▸ **Passage extrait**
Les conseils du CEO de Bruges Vincent Mannaert au foot belge: « Un transfert, c’est comme une partie de pêche »
A l’aube de son dernier huitième de finale de Coupe d’Europe comme manager du FC Bruges, Vincent Mannaert donne son avis sur le foot belge.
C’est une histoire trop peu connue. Elle date de l’époque où 80% des footballeurs qui foulaient les pelouses nationales étaient belges, et où certains cumulaient encore les matchs de haut niveau avec une autre vie professionnelle. Vincent Mannaert était alors aux portes de l’élite, rejointe par son club d’Alost en 1994. «Notre gardien, Hans De Schrijver, travaillait pour Assubel, Peter Van Wambeke était représentant et Gilles De Bilde, fonctionnaire», se souvient Mannaert, alors étudiant en droit à la VUB. Une voie à laquelle le natif d’Opwijk s’est entièrement consacré lorsque des blessures en cascade ont mis un terme à son rêve de devenir un joueur de D1.
Un an plus tard, quand l’arrêt Bosman permet aux joueurs en fin de contrat de quitter leur club sans indemnité de transfert, le monde du football est métamorphosé. «J’ai compris que le foot allait changer, et qu’il existait un avenir dans la combinaison du droit et du sport. Certains coéquipiers, comme Yves Vanderhaeghe ou Gilles De Bilde m’avaient déjà demandé d’examiner leurs contrats. A l’époque, de nombreux contrats-types contenaient des dispositions juridiquement non valables.»
En marge d’un parcours de footballeur poursuivi dans les divisions inférieures, Vincent Mannaert devient agent pour Sport & Entertainment Management, puis range les crampons pour devenir manager à plein temps de Zulte Waregem, en 2007. «J’avais déjà reçu une offre pour le poste de bras droit d’Herman Van Holsbeeck à Anderlecht, mais je ne savais pas exactement en quoi consisterait mon travail. A Zulte Waregem, c’était clair. Des camarades de classe comme Sven Mary m’ont cependant demandé si je ne pensais pas qu’accepter un tel poste était un risque. Aujourd’hui, ils admettent qu’eux aussi auraient voulu faire ce job.»

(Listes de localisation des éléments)
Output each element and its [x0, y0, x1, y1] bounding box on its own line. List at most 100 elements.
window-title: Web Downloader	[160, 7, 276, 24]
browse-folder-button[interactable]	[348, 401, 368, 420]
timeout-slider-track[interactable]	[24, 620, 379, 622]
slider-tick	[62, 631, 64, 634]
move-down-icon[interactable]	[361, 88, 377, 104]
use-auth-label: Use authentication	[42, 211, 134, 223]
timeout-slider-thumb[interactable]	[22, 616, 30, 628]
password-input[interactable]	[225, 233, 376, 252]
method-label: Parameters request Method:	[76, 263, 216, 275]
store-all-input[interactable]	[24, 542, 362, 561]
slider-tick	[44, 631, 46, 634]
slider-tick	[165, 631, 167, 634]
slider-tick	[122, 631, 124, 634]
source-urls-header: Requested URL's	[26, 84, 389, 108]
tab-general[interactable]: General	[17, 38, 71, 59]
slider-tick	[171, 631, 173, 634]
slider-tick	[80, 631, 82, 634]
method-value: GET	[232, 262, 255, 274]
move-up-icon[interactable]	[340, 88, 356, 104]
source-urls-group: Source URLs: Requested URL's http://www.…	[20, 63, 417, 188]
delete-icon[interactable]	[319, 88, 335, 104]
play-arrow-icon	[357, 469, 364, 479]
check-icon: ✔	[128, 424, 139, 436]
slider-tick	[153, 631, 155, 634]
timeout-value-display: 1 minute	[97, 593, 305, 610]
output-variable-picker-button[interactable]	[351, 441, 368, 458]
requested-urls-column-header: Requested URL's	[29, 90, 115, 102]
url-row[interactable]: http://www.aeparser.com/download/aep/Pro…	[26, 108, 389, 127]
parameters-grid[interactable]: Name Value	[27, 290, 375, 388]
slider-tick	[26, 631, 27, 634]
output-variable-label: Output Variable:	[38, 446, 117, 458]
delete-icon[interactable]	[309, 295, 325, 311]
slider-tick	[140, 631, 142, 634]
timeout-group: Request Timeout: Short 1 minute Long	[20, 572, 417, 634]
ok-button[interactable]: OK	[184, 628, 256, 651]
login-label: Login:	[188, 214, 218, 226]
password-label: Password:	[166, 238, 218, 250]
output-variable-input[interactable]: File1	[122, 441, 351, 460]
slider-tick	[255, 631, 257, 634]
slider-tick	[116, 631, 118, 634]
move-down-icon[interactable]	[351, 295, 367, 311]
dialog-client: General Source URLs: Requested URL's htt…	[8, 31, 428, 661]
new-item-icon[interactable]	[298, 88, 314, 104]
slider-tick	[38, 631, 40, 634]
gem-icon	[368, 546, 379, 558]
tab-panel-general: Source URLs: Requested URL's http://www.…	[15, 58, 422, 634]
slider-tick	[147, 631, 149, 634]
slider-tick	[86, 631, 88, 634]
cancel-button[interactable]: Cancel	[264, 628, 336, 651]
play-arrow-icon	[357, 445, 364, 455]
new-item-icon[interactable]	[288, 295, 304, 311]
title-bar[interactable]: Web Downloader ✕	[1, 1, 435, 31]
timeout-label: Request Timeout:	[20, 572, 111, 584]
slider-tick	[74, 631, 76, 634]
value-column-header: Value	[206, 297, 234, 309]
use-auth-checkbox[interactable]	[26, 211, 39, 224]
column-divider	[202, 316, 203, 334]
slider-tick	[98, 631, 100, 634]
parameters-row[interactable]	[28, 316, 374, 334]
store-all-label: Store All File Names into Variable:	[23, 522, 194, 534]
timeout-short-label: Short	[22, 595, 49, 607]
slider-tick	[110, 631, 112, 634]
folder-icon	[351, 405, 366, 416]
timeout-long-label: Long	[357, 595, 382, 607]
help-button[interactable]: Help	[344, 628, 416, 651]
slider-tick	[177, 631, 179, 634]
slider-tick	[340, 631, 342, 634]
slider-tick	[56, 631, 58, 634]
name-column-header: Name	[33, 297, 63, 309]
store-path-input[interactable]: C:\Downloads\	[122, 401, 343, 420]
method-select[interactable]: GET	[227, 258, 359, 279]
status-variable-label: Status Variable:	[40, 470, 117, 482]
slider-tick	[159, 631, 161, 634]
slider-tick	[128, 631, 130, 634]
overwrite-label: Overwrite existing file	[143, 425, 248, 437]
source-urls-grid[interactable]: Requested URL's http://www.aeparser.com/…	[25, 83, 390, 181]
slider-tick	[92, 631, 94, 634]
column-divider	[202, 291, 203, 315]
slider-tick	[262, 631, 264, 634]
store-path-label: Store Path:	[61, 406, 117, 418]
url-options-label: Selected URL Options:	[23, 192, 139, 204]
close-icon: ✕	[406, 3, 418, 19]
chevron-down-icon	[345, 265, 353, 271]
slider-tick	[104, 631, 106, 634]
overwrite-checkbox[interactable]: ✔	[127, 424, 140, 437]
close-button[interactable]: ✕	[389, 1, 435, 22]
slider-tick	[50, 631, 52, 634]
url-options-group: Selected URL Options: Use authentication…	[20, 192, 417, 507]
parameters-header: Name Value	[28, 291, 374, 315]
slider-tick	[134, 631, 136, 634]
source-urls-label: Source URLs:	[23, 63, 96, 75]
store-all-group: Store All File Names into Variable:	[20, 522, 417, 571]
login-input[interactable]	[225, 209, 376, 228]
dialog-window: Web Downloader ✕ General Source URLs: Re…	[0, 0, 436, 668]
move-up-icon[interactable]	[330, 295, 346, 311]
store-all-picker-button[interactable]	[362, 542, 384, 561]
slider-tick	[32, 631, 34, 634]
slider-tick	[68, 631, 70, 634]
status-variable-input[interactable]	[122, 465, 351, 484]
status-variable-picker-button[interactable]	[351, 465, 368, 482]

▸ **Exercices**
A – Transcrivez à l'identique les lignes des relevés, depuis la première jusqu'à celle qui contient « 631, 40, 634] », cette dernière comprise.
B – Reprenez l'article sur Vincent Mannaert là où il s'interrompt et poursuivez sa rédaction.
Les relevés ci-dessus n'ont aucun lien avec l'article sur Vincent Mannaert.

▸ **Résultats finaux**
A –
Output each element and its [x0, y0, x1, y1] bounding box on its own line. List at most 100 elements.
window-title: Web Downloader	[160, 7, 276, 24]
browse-folder-button[interactable]	[348, 401, 368, 420]
timeout-slider-track[interactable]	[24, 620, 379, 622]
slider-tick	[62, 631, 64, 634]
move-down-icon[interactable]	[361, 88, 377, 104]
use-auth-label: Use authentication	[42, 211, 134, 223]
timeout-slider-thumb[interactable]	[22, 616, 30, 628]
password-input[interactable]	[225, 233, 376, 252]
method-label: Parameters request Method:	[76, 263, 216, 275]
store-all-input[interactable]	[24, 542, 362, 561]
slider-tick	[44, 631, 46, 634]
slider-tick	[165, 631, 167, 634]
slider-tick	[122, 631, 124, 634]
source-urls-header: Requested URL's	[26, 84, 389, 108]
tab-general[interactable]: General	[17, 38, 71, 59]
slider-tick	[171, 631, 173, 634]
slider-tick	[80, 631, 82, 634]
method-value: GET	[232, 262, 255, 274]
move-up-icon[interactable]	[340, 88, 356, 104]
source-urls-group: Source URLs: Requested URL's http://www.…	[20, 63, 417, 188]
delete-icon[interactable]	[319, 88, 335, 104]
play-arrow-icon	[357, 469, 364, 479]
check-icon: ✔	[128, 424, 139, 436]
slider-tick	[153, 631, 155, 634]
timeout-value-display: 1 minute	[97, 593, 305, 610]
output-variable-picker-button[interactable]	[351, 441, 368, 458]
requested-urls-column-header: Requested URL's	[29, 90, 115, 102]
url-row[interactable]: http://www.aeparser.com/download/aep/Pro…	[26, 108, 389, 127]
parameters-grid[interactable]: Name Value	[27, 290, 375, 388]
slider-tick	[26, 631, 27, 634]
output-variable-label: Output Variable:	[38, 446, 117, 458]
delete-icon[interactable]	[309, 295, 325, 311]
slider-tick	[140, 631, 142, 634]
timeout-group: Request Timeout: Short 1 minute Long	[20, 572, 417, 634]
ok-button[interactable]: OK	[184, 628, 256, 651]
login-label: Login:	[188, 214, 218, 226]
password-label: Password:	[166, 238, 218, 250]
output-variable-input[interactable]: File1	[122, 441, 351, 460]
slider-tick	[255, 631, 257, 634]
slider-tick	[116, 631, 118, 634]
move-down-icon[interactable]	[351, 295, 367, 311]
dialog-client: General Source URLs: Requested URL's htt…	[8, 31, 428, 661]
new-item-icon[interactable]	[298, 88, 314, 104]
slider-tick	[38, 631, 40, 634]

B –
Quelle est la chose la plus importante que vous avez apprise en tant que manager, d’abord à Zulte Waregem puis au Club Bruges depuis 2011?
Mannaert : L’impact énorme et crucial des transferts sur toutes les sections du club. Et leur caractère imprévisible. Même la combinaison d’un grand joueur et d’un grand entraîneur ne fonctionne pas toujours. Il s’agit souvent d’une question d’alchimie humaine. J’y ai consacré beaucoup de temps, j’étais toujours très bien préparé. Que ce soit pour un joueur qui souhaite partir soudainement ou une offre inattendue, il faut être prêt à vendre. Et le vouloir. Après le titre de 2016, malgré des offres très alléchantes, nous n’avons laissé partir aucun joueur, car nous voulions faire bonne impression en Ligue des champions. Ce fut un double échec: des ambitions sportives non réalisées et beaucoup d’argent perdu. L’équilibre entre le financier et l’émotionnel, entre les dirigeants et les supporters, est une chose à laquelle il faut toujours veiller en tant que dirigeant. Si les finances dominent, vous perdez le lien avec vos supporters. Si vous commencez à faire plaisir aux supporters, vous vous retrouvez rapidement dans une situation financière difficile. Surtout dans le championnat belge, où les revenus les plus élevés ne proviennent pas des droits médiatiques, mais des transferts.
Quel est l’art d’une bonne politique de transfert?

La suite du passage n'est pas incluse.